▶ **Set task**
Copy every line of the data that includes the string "value".

+++ Supplied information +++

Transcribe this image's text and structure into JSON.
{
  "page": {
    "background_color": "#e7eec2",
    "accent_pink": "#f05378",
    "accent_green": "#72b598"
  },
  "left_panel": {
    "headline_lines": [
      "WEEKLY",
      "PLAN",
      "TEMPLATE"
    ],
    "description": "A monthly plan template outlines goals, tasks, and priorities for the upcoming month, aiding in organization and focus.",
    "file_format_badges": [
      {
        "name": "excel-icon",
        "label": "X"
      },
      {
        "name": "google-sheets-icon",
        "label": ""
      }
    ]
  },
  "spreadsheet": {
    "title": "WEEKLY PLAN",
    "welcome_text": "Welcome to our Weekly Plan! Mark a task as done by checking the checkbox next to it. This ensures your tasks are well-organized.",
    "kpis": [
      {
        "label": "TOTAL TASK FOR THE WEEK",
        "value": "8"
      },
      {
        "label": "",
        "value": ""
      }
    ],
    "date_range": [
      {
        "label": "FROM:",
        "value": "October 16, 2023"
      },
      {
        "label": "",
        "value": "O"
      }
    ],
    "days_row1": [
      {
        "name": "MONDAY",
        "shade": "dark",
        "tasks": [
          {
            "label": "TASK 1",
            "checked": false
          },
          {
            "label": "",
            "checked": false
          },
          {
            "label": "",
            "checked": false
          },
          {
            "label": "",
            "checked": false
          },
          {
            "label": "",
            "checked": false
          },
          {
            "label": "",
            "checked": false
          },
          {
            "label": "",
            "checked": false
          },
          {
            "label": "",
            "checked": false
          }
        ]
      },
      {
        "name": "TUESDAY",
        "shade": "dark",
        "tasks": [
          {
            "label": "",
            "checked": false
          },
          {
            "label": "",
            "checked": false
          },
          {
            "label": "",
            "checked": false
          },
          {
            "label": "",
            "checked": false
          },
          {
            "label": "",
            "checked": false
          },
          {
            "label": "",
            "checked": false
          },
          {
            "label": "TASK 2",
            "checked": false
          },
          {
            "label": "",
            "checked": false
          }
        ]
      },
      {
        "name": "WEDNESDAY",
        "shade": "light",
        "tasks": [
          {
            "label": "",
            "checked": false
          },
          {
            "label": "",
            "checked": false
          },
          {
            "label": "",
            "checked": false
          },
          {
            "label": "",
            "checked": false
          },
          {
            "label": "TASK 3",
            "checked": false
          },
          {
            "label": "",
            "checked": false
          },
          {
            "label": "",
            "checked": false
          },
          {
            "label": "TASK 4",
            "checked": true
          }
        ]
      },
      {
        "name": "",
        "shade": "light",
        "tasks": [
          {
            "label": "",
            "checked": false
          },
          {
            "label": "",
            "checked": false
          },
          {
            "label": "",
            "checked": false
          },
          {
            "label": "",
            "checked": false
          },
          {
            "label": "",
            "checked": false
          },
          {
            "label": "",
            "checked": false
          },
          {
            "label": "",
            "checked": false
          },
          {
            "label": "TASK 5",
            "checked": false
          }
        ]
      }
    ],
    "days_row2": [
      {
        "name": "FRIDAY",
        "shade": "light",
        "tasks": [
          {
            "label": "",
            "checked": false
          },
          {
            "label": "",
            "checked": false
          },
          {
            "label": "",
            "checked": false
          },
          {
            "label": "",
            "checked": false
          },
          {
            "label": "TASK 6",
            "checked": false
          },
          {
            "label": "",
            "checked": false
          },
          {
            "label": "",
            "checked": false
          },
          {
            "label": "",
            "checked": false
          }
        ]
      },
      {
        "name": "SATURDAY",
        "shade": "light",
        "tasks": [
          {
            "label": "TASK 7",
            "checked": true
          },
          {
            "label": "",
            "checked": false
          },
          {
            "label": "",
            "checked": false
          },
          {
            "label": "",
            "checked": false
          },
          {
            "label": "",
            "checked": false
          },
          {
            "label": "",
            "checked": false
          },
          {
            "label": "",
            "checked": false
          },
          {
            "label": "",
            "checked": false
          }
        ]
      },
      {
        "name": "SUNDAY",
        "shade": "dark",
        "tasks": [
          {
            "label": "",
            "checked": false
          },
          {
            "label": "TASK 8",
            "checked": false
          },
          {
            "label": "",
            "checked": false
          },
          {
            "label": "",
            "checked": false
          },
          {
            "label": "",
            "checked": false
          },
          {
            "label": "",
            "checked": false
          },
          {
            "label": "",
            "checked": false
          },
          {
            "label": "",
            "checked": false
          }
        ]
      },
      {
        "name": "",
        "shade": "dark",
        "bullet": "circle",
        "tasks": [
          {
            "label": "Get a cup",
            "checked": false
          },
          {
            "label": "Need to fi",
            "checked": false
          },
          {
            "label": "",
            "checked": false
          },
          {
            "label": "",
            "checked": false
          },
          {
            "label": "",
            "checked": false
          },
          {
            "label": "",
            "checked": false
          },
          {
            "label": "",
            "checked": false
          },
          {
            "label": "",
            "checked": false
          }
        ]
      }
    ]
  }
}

+++

▶ **Answer to this problem**
        "value": "8"
        "value": ""
        "value": "October 16, 2023"
        "value": "O"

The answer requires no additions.